--- Begin ---

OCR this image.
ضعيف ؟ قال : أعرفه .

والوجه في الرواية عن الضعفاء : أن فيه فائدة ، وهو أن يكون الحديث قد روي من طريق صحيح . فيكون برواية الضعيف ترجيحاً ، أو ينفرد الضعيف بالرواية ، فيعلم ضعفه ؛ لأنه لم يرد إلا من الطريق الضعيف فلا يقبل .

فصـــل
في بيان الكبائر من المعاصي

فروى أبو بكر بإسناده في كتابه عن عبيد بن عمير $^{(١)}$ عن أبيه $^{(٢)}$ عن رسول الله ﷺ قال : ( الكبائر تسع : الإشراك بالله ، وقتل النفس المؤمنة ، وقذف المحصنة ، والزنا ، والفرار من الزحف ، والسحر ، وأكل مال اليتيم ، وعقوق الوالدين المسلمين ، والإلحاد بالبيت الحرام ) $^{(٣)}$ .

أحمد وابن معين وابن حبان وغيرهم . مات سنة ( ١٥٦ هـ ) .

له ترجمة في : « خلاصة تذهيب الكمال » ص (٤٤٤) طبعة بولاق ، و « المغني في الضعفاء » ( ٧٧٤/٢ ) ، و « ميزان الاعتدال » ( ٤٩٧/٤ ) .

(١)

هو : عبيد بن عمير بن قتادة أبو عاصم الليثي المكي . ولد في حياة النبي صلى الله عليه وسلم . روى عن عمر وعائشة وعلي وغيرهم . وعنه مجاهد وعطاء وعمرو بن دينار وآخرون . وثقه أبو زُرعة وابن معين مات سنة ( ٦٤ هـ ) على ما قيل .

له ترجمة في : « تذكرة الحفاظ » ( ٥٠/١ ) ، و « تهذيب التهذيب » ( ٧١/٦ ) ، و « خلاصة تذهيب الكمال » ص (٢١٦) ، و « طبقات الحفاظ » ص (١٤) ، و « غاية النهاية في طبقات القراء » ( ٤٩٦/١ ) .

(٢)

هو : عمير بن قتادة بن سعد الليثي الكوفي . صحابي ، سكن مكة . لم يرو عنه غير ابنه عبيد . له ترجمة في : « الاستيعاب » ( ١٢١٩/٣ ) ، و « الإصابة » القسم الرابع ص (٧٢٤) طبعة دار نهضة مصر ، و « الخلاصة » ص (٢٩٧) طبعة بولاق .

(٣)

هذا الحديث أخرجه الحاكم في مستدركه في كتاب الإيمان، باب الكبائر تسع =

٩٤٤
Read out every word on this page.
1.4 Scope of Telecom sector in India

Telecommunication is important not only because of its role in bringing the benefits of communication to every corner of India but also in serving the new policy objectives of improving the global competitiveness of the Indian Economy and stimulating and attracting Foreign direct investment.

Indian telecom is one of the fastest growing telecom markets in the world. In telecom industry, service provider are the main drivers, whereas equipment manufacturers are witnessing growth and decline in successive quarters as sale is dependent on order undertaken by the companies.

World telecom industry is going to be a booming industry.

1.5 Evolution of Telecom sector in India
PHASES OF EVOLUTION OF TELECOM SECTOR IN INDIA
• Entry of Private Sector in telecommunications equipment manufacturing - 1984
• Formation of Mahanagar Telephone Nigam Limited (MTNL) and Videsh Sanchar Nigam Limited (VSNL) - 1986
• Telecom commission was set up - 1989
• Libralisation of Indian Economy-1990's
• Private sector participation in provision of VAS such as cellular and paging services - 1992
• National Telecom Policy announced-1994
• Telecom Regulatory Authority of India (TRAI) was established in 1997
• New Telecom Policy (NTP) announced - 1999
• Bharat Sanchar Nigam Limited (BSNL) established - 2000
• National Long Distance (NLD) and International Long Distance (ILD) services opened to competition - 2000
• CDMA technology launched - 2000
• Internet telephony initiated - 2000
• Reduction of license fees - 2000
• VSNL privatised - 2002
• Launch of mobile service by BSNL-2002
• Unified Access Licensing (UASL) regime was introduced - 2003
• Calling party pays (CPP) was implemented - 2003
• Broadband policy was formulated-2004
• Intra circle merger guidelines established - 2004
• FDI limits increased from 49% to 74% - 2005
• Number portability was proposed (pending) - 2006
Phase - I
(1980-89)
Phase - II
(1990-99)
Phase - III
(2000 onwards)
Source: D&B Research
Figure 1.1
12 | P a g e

--- End ---

> EXERCISE INSTRUCTIONS
Exactly reproduce every line of the data above.

> WRITTEN SOLUTION
OCR this image.
ضعيف ؟ قال : أعرفه .

والوجه في الرواية عن الضعفاء : أن فيه فائدة ، وهو أن يكون الحديث قد روي من طريق صحيح . فيكون برواية الضعيف ترجيحاً ، أو ينفرد الضعيف بالرواية ، فيعلم ضعفه ؛ لأنه لم يرد إلا من الطريق الضعيف فلا يقبل .

فصـــل
في بيان الكبائر من المعاصي

فروى أبو بكر بإسناده في كتابه عن عبيد بن عمير $^{(١)}$ عن أبيه $^{(٢)}$ عن رسول الله ﷺ قال : ( الكبائر تسع : الإشراك بالله ، وقتل النفس المؤمنة ، وقذف المحصنة ، والزنا ، والفرار من الزحف ، والسحر ، وأكل مال اليتيم ، وعقوق الوالدين المسلمين ، والإلحاد بالبيت الحرام ) $^{(٣)}$ .

أحمد وابن معين وابن حبان وغيرهم . مات سنة ( ١٥٦ هـ ) .

له ترجمة في : « خلاصة تذهيب الكمال » ص (٤٤٤) طبعة بولاق ، و « المغني في الضعفاء » ( ٧٧٤/٢ ) ، و « ميزان الاعتدال » ( ٤٩٧/٤ ) .

(١)

هو : عبيد بن عمير بن قتادة أبو عاصم الليثي المكي . ولد في حياة النبي صلى الله عليه وسلم . روى عن عمر وعائشة وعلي وغيرهم . وعنه مجاهد وعطاء وعمرو بن دينار وآخرون . وثقه أبو زُرعة وابن معين مات سنة ( ٦٤ هـ ) على ما قيل .

له ترجمة في : « تذكرة الحفاظ » ( ٥٠/١ ) ، و « تهذيب التهذيب » ( ٧١/٦ ) ، و « خلاصة تذهيب الكمال » ص (٢١٦) ، و « طبقات الحفاظ » ص (١٤) ، و « غاية النهاية في طبقات القراء » ( ٤٩٦/١ ) .

(٢)

هو : عمير بن قتادة بن سعد الليثي الكوفي . صحابي ، سكن مكة . لم يرو عنه غير ابنه عبيد . له ترجمة في : « الاستيعاب » ( ١٢١٩/٣ ) ، و « الإصابة » القسم الرابع ص (٧٢٤) طبعة دار نهضة مصر ، و « الخلاصة » ص (٢٩٧) طبعة بولاق .

(٣)

هذا الحديث أخرجه الحاكم في مستدركه في كتاب الإيمان، باب الكبائر تسع =

٩٤٤
Read out every word on this page.
1.4 Scope of Telecom sector in India

Telecommunication is important not only because of its role in bringing the benefits of communication to every corner of India but also in serving the new policy objectives of improving the global competitiveness of the Indian Economy and stimulating and attracting Foreign direct investment.

Indian telecom is one of the fastest growing telecom markets in the world. In telecom industry, service provider are the main drivers, whereas equipment manufacturers are witnessing growth and decline in successive quarters as sale is dependent on order undertaken by the companies.

World telecom industry is going to be a booming industry.

1.5 Evolution of Telecom sector in India
PHASES OF EVOLUTION OF TELECOM SECTOR IN INDIA
• Entry of Private Sector in telecommunications equipment manufacturing - 1984
• Formation of Mahanagar Telephone Nigam Limited (MTNL) and Videsh Sanchar Nigam Limited (VSNL) - 1986
• Telecom commission was set up - 1989
• Libralisation of Indian Economy-1990's
• Private sector participation in provision of VAS such as cellular and paging services - 1992
• National Telecom Policy announced-1994
• Telecom Regulatory Authority of India (TRAI) was established in 1997
• New Telecom Policy (NTP) announced - 1999
• Bharat Sanchar Nigam Limited (BSNL) established - 2000
• National Long Distance (NLD) and International Long Distance (ILD) services opened to competition - 2000
• CDMA technology launched - 2000
• Internet telephony initiated - 2000
• Reduction of license fees - 2000
• VSNL privatised - 2002
• Launch of mobile service by BSNL-2002
• Unified Access Licensing (UASL) regime was introduced - 2003
• Calling party pays (CPP) was implemented - 2003
• Broadband policy was formulated-2004
• Intra circle merger guidelines established - 2004
• FDI limits increased from 49% to 74% - 2005
• Number portability was proposed (pending) - 2006
Phase - I
(1980-89)
Phase - II
(1990-99)
Phase - III
(2000 onwards)
Source: D&B Research
Figure 1.1
12 | P a g e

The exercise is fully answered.